DIRECTION: Below are records; count the lines that contain "Health" and give only the total.

LISTED ENTRIES:
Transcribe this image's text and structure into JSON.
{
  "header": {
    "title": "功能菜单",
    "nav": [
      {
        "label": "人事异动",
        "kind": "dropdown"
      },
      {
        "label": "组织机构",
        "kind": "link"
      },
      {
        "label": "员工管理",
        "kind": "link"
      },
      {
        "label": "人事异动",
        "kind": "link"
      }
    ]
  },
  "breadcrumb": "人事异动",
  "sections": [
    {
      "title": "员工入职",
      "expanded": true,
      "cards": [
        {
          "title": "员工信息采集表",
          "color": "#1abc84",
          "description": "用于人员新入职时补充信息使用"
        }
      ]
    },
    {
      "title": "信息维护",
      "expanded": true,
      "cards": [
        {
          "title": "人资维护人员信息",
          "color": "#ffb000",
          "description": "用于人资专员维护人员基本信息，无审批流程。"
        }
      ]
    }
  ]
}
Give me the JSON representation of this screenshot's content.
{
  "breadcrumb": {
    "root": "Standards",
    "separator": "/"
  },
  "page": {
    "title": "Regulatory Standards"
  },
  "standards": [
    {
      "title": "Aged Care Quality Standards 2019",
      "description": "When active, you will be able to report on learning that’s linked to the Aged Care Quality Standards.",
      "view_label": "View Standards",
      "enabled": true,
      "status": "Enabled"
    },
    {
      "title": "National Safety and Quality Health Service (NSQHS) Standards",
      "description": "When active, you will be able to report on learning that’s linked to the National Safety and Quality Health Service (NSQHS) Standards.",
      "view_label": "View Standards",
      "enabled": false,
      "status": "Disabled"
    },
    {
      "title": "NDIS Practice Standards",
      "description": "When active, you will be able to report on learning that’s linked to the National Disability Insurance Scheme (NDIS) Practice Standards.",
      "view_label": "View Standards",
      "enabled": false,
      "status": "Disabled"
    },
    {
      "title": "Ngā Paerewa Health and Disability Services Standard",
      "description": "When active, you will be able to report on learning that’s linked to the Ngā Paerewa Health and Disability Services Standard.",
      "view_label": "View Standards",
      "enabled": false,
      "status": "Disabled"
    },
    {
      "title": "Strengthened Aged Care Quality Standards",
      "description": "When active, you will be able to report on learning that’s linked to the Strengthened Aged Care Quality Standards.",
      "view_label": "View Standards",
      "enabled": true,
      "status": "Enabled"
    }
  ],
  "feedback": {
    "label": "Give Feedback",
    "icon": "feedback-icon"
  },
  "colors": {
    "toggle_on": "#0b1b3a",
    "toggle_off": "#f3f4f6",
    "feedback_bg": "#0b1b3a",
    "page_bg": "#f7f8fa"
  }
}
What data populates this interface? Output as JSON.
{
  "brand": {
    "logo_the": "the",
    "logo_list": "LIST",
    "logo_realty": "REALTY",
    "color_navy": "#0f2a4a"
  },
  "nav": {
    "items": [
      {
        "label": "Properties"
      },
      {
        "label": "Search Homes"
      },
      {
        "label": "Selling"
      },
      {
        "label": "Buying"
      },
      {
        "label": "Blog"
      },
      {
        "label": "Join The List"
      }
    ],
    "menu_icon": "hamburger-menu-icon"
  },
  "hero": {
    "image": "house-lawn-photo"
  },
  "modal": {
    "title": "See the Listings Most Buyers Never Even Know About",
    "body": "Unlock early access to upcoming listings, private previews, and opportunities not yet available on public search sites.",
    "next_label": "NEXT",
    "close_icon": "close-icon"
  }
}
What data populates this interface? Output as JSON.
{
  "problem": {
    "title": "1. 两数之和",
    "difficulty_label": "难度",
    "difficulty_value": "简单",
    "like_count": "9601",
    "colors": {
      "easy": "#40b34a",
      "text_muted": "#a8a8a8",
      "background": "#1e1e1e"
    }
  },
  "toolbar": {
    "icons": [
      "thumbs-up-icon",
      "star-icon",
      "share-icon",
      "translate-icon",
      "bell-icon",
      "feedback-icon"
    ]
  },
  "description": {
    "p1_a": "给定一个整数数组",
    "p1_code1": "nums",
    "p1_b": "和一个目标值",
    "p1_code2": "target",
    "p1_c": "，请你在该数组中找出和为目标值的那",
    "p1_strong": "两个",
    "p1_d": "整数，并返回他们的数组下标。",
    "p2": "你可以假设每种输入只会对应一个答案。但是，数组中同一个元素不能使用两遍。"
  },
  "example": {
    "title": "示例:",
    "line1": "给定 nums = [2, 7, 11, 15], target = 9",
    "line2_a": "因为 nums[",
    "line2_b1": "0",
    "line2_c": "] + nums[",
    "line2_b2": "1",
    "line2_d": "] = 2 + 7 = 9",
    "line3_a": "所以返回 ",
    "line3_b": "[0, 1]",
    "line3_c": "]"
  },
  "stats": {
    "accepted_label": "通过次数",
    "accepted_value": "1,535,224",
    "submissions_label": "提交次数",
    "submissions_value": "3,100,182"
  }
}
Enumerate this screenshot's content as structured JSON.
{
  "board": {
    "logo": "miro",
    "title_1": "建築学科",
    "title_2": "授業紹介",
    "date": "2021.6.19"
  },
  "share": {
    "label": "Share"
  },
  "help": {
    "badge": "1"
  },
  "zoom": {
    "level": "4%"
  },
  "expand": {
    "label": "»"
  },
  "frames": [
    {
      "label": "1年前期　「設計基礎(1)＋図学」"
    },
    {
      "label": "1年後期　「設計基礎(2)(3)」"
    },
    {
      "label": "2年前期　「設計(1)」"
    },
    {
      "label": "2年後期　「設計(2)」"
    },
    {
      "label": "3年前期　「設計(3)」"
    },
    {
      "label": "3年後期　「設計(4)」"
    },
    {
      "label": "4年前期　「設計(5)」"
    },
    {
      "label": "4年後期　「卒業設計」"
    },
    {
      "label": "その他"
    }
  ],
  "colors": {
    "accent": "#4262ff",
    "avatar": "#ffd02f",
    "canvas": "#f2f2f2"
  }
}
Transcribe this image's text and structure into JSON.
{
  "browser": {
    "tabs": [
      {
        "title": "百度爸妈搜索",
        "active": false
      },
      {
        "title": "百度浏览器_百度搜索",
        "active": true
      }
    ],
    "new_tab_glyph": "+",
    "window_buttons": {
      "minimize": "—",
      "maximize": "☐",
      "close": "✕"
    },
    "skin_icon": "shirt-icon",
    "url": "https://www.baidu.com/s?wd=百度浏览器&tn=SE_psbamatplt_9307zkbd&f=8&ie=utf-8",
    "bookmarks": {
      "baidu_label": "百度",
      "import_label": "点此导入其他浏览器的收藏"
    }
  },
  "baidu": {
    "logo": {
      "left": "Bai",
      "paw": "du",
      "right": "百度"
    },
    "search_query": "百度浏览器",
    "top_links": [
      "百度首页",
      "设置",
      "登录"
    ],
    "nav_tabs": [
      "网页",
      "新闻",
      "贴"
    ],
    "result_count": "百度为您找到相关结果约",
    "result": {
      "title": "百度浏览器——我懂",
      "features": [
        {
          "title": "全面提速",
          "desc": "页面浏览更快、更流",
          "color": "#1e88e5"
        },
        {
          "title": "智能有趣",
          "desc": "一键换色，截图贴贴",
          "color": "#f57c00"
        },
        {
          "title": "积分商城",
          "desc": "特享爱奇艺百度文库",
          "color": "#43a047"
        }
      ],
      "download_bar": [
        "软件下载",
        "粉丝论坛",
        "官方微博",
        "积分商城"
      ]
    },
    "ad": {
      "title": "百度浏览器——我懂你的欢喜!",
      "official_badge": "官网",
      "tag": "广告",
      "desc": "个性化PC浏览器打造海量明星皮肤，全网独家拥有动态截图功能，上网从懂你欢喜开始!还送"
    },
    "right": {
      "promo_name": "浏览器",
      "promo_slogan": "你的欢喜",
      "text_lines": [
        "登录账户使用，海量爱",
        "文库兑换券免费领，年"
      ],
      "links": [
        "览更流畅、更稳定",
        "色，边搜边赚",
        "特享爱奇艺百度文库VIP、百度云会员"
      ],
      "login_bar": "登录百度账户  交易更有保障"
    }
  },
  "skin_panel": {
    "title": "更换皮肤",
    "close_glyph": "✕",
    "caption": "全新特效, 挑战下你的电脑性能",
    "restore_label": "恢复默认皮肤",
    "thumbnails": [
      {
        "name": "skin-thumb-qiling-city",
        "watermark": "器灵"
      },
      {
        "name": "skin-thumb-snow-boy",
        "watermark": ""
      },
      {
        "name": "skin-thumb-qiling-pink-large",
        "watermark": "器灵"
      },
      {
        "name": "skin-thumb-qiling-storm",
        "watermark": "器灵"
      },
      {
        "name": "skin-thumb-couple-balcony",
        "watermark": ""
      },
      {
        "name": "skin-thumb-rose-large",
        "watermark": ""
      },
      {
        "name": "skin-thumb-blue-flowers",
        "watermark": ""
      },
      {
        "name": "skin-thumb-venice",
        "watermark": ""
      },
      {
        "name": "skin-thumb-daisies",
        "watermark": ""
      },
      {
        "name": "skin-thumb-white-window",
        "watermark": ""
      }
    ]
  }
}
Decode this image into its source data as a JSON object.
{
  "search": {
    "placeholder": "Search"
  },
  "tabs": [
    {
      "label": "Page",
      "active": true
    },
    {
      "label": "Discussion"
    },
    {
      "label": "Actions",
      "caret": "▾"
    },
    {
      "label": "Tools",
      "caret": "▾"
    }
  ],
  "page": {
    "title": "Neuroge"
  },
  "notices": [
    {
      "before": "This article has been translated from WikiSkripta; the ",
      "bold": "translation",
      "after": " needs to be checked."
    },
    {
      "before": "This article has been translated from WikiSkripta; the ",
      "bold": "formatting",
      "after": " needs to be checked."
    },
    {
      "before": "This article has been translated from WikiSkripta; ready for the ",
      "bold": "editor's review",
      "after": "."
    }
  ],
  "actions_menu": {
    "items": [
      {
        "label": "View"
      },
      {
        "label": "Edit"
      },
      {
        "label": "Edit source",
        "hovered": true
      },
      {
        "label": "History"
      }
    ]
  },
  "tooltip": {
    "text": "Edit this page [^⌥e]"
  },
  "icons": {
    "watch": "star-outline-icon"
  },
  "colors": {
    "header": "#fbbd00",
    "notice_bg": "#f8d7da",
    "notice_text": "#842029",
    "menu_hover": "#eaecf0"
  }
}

SOLUTION FOR THIS TASK: 4